What you are asked to do.
Find every line with the word "度々失礼します". Copy those lines.

Records from a data collection
● ● ●
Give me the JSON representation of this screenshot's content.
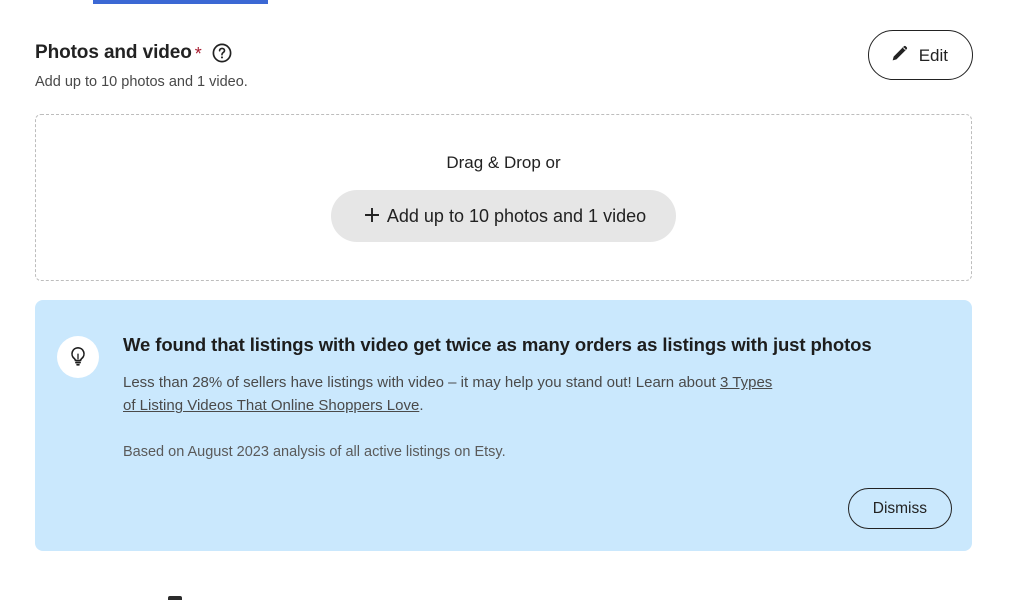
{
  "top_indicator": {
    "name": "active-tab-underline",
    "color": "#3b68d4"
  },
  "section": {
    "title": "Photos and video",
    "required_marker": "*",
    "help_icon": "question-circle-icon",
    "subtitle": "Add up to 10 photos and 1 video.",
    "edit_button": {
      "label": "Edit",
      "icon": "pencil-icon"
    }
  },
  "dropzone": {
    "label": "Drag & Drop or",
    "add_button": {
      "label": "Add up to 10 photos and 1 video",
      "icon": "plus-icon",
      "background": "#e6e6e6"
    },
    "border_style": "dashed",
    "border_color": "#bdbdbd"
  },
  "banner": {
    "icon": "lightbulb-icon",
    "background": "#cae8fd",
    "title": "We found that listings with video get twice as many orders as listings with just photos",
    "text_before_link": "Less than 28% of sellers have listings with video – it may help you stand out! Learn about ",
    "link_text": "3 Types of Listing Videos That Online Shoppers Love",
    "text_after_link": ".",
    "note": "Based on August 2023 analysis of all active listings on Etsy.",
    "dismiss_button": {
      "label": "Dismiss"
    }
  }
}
● ● ●
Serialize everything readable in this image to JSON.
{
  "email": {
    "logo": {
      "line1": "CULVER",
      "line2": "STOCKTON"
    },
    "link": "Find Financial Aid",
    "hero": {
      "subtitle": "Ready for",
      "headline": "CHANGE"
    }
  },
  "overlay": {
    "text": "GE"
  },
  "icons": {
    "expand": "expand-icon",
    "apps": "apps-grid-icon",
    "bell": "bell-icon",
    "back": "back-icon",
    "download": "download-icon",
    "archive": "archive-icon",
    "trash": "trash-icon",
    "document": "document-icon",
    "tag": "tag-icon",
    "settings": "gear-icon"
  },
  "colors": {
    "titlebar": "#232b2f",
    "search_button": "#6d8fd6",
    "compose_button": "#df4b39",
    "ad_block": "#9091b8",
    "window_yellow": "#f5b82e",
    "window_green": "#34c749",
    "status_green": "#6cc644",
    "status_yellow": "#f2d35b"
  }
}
● ● ●
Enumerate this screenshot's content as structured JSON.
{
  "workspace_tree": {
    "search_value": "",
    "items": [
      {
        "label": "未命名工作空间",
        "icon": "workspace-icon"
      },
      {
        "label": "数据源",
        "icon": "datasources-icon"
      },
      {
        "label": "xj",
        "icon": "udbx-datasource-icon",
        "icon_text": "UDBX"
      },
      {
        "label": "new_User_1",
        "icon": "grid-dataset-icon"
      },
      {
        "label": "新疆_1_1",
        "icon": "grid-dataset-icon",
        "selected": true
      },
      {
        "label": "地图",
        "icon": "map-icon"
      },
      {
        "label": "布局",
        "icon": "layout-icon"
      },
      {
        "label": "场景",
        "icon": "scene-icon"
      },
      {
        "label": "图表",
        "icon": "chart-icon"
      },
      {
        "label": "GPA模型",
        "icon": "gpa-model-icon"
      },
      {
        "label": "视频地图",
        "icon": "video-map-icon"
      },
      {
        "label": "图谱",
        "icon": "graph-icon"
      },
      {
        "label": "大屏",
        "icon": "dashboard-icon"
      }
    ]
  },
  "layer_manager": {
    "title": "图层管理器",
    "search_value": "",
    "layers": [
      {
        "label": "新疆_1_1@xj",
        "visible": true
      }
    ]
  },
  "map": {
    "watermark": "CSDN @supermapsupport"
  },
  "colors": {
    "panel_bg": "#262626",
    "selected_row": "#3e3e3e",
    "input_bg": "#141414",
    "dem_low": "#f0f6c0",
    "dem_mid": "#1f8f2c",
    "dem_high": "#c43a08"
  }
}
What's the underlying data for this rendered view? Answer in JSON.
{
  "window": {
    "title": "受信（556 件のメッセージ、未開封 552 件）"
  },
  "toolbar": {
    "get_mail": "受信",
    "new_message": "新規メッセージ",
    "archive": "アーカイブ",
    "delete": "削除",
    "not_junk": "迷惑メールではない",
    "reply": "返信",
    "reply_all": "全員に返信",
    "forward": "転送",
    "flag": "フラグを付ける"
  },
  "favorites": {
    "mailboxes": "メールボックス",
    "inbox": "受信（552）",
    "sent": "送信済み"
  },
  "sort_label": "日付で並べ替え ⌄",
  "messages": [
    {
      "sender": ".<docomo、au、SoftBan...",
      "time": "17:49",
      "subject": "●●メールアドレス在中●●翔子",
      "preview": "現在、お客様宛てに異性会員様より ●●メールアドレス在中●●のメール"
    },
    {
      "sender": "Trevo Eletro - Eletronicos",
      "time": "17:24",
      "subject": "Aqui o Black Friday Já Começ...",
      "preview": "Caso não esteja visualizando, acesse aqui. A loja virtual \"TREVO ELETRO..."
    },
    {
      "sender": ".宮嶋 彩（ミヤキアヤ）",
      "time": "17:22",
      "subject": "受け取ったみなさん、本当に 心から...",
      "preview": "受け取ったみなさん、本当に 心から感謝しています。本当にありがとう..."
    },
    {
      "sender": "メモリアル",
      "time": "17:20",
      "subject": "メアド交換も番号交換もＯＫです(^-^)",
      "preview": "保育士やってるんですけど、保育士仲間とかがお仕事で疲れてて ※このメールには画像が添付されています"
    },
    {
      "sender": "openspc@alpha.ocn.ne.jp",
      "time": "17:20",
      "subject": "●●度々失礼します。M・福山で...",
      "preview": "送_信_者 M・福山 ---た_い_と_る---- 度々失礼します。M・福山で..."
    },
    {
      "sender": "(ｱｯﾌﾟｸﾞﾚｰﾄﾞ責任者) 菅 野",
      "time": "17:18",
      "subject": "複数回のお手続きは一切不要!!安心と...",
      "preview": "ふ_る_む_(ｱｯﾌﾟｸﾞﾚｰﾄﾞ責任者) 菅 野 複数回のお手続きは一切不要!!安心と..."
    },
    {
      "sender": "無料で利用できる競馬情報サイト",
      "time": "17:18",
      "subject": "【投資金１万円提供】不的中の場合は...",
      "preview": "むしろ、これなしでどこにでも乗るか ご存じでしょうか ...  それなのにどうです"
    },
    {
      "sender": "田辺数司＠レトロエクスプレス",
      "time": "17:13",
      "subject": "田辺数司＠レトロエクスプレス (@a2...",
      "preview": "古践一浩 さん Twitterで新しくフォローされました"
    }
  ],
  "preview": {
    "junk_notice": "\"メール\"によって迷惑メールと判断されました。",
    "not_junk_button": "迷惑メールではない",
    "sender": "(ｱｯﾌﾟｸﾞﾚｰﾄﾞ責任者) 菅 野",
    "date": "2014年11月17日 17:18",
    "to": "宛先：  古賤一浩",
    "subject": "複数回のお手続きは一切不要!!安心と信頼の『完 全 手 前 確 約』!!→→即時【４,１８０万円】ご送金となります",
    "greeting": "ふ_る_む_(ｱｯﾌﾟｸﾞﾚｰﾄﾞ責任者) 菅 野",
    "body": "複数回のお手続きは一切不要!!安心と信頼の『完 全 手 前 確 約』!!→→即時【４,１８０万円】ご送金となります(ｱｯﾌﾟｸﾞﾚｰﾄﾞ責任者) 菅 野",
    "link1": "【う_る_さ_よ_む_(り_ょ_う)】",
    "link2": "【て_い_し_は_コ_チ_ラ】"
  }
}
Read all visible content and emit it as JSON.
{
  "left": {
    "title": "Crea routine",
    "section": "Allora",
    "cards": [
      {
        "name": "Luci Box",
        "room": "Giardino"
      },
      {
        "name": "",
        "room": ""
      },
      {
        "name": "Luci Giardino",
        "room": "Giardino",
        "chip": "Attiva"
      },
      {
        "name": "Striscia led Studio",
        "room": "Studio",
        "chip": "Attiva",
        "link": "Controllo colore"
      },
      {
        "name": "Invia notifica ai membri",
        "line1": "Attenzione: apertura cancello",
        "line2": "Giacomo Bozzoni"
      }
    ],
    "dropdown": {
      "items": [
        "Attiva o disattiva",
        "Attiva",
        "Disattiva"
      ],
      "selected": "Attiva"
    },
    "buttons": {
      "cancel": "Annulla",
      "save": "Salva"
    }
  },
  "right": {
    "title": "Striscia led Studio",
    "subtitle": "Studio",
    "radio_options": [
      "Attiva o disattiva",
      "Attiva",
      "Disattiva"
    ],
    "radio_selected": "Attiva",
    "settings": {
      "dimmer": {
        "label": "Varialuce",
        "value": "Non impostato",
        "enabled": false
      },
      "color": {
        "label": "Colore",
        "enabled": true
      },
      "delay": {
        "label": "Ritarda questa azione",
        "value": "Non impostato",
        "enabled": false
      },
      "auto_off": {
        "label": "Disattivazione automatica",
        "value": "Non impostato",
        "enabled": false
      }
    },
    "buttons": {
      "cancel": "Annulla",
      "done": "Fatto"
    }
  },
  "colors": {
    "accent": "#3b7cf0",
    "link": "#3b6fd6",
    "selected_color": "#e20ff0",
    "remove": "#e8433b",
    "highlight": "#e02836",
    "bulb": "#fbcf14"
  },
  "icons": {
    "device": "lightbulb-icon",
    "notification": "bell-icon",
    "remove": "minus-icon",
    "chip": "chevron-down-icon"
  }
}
● ● ●
Answer to this problem.
      "subject": "●●度々失礼します。M・福山で...",
      "preview": "送_信_者 M・福山 ---た_い_と_る---- 度々失礼します。M・福山で..."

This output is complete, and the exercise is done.